GOAL
Determine how many lines contain the string "Gold". Reply with that figure and nothing else.
──────── DATA LINES ────────
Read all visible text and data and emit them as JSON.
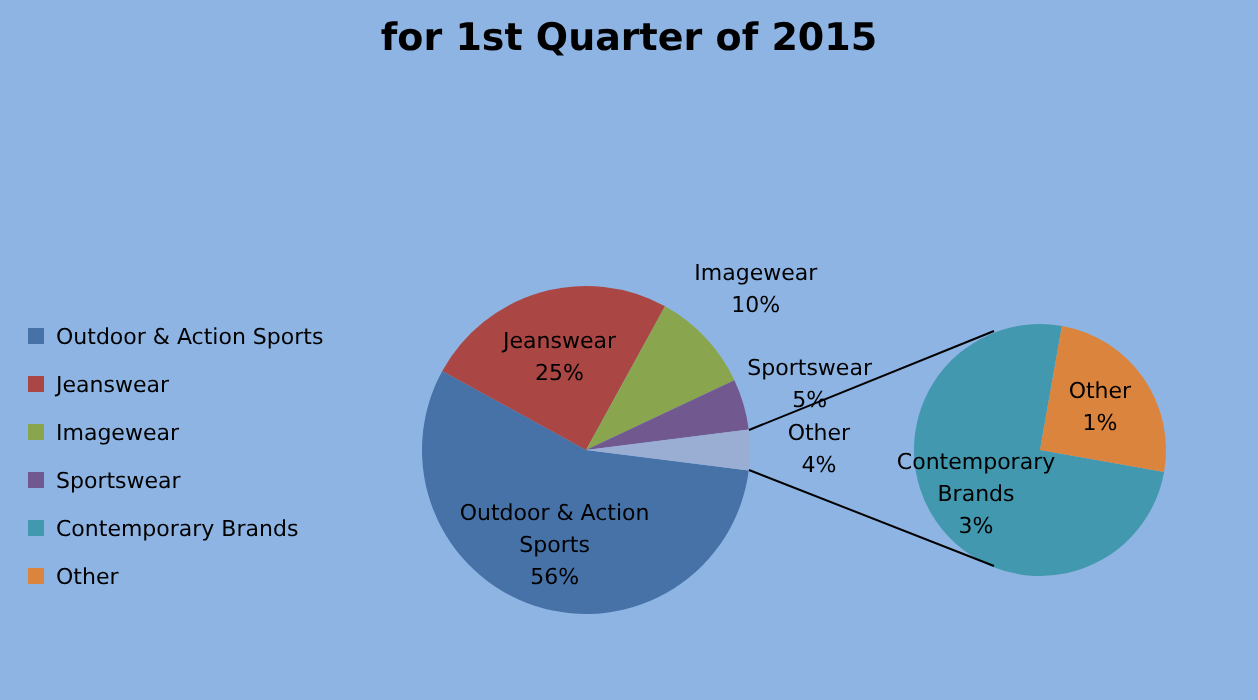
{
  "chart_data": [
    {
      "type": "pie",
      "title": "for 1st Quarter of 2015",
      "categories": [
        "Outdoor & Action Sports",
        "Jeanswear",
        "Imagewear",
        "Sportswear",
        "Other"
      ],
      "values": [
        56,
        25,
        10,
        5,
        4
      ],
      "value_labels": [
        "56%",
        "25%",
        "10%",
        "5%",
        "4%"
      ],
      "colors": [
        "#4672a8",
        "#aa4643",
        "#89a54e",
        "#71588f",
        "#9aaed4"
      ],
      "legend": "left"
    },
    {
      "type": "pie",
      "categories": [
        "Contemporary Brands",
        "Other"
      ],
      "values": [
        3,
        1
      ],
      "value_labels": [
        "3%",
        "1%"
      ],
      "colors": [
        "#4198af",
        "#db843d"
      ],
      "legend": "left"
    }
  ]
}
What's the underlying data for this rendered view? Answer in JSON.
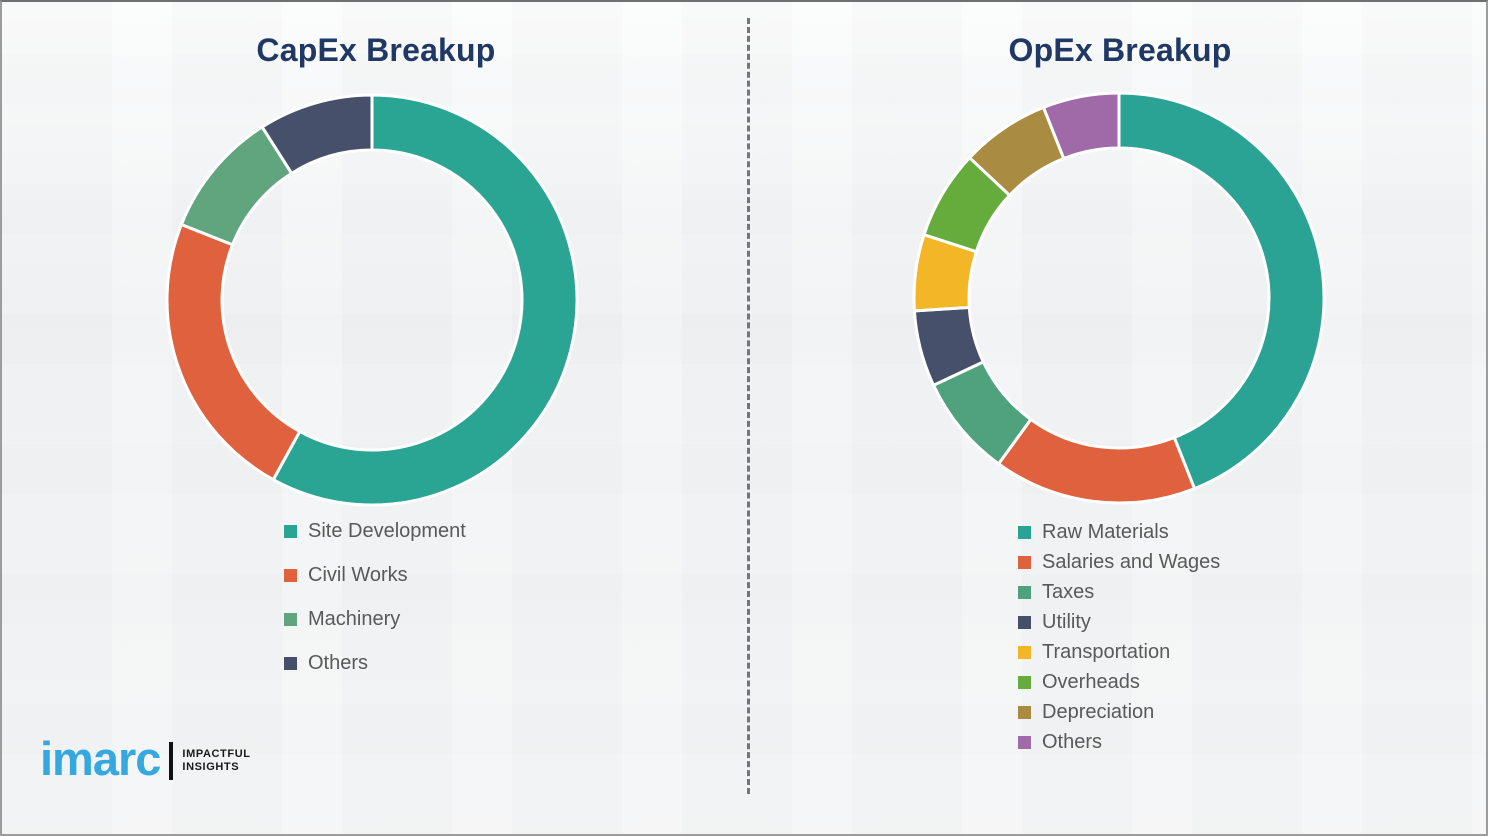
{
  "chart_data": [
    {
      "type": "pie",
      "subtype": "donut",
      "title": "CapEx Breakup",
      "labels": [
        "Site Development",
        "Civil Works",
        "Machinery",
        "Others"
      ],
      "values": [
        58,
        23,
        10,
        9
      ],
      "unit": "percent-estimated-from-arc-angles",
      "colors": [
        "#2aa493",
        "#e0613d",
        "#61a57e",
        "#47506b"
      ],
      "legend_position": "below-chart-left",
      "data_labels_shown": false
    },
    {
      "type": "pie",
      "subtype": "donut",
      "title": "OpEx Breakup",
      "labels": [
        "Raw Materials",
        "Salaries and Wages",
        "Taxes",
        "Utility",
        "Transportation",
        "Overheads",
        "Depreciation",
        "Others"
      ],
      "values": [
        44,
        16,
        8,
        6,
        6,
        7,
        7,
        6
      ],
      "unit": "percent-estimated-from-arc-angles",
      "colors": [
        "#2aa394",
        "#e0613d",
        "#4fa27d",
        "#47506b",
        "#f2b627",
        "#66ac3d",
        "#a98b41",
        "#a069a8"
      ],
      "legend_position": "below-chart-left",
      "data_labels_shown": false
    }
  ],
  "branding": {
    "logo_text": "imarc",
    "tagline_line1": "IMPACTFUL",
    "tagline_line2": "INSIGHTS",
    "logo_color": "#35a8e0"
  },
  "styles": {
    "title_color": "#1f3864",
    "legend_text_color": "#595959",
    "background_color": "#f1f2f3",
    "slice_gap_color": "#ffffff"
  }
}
────────
──────── DATA LINES ────────
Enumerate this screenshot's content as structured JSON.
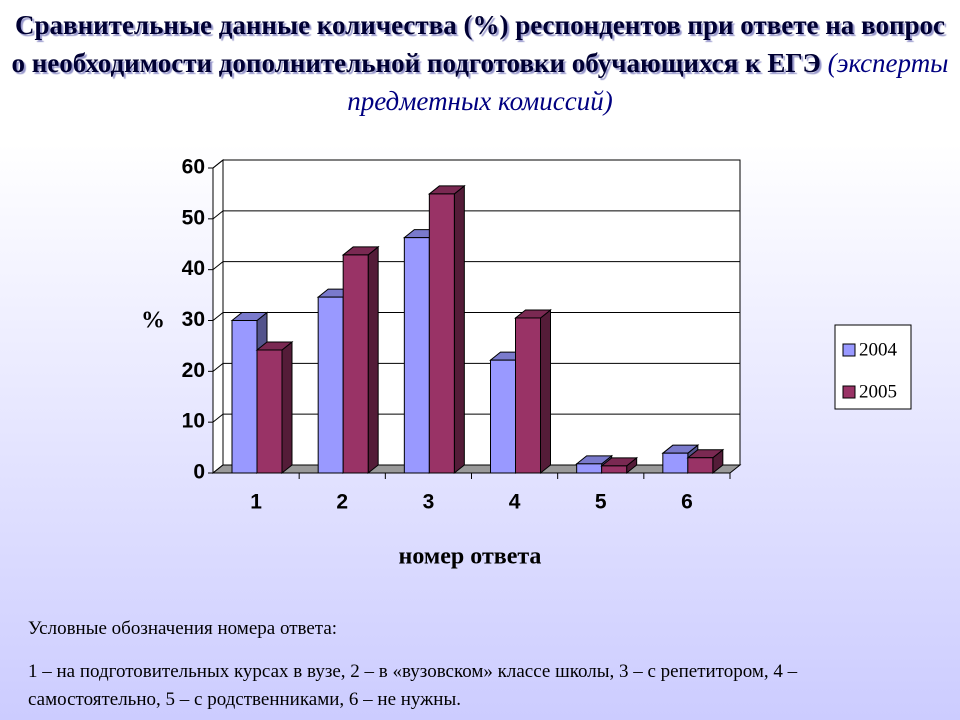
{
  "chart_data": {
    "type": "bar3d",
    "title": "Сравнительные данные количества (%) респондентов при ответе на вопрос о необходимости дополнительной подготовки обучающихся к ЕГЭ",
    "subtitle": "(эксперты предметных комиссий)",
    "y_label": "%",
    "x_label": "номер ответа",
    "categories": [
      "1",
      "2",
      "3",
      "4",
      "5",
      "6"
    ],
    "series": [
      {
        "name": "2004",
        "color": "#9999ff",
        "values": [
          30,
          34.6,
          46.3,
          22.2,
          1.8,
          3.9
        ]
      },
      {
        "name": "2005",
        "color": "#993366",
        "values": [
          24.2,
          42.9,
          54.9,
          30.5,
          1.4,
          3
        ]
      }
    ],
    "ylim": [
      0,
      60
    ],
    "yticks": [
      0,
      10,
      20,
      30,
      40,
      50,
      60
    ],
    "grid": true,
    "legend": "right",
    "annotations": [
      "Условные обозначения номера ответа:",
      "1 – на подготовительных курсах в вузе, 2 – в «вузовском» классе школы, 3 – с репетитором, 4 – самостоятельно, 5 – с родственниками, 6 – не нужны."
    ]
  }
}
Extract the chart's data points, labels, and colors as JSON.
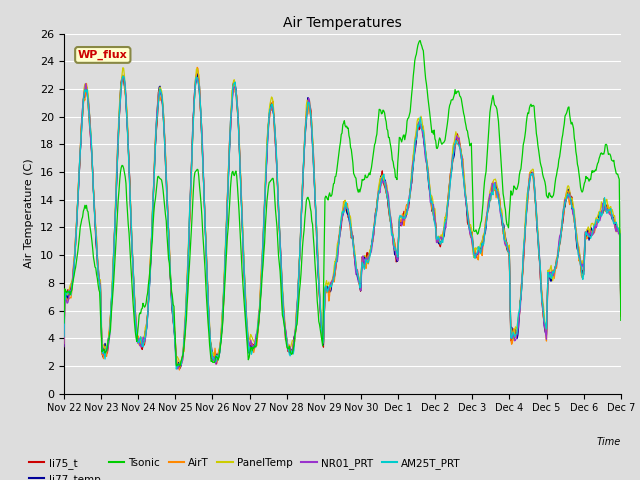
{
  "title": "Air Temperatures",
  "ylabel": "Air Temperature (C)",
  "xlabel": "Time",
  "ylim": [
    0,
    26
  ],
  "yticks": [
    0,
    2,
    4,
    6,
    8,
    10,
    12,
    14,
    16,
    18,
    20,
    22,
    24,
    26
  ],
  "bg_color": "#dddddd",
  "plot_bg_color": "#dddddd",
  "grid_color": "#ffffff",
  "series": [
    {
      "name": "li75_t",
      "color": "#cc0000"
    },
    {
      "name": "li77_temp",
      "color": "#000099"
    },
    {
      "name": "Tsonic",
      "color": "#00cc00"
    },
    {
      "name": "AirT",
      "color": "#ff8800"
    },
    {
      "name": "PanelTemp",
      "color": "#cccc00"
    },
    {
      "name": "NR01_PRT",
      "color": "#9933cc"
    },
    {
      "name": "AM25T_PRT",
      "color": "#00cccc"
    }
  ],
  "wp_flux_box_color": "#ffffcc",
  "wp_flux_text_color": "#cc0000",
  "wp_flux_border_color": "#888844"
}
────────
──────── DATA LINES ────────
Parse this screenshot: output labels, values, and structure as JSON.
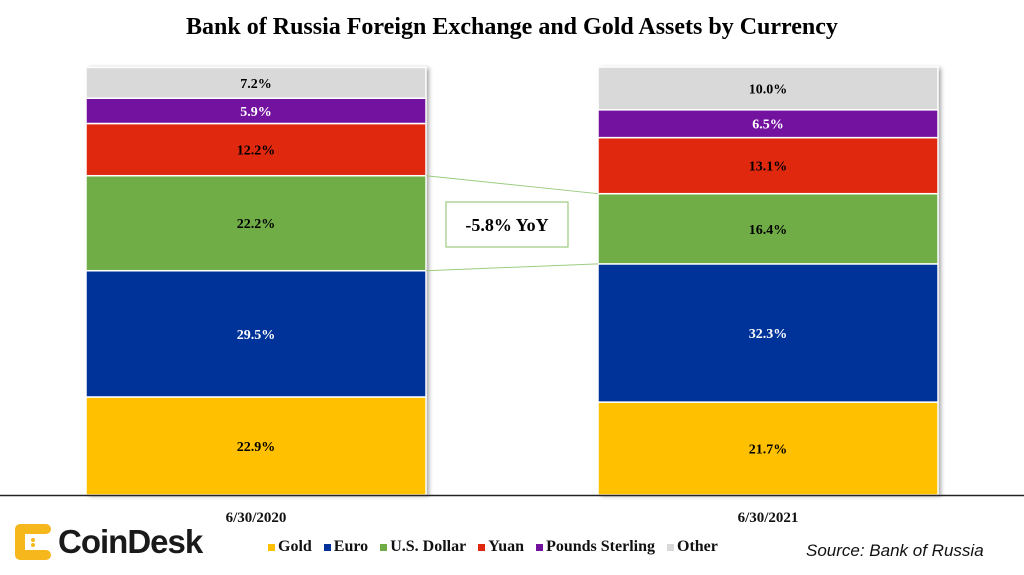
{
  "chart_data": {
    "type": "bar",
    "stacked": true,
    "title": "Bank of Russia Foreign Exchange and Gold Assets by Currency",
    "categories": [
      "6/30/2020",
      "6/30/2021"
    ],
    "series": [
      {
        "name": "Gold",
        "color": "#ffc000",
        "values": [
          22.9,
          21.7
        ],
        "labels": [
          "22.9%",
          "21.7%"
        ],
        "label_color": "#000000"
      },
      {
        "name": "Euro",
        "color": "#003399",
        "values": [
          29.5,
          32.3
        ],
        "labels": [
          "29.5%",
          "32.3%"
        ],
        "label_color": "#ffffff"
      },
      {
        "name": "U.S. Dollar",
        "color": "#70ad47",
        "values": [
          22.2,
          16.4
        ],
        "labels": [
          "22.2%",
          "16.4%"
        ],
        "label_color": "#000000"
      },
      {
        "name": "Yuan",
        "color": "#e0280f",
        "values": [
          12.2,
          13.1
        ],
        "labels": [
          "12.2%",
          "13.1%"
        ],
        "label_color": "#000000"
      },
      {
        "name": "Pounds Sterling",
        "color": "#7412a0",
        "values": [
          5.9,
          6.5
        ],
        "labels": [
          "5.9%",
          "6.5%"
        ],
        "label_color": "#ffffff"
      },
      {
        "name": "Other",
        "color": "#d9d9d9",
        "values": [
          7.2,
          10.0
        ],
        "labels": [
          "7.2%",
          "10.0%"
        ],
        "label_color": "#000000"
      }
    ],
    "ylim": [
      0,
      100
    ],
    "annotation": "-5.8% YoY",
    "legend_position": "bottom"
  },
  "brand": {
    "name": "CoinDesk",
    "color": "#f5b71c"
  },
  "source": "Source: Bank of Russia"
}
────────
FINISHED TASK
2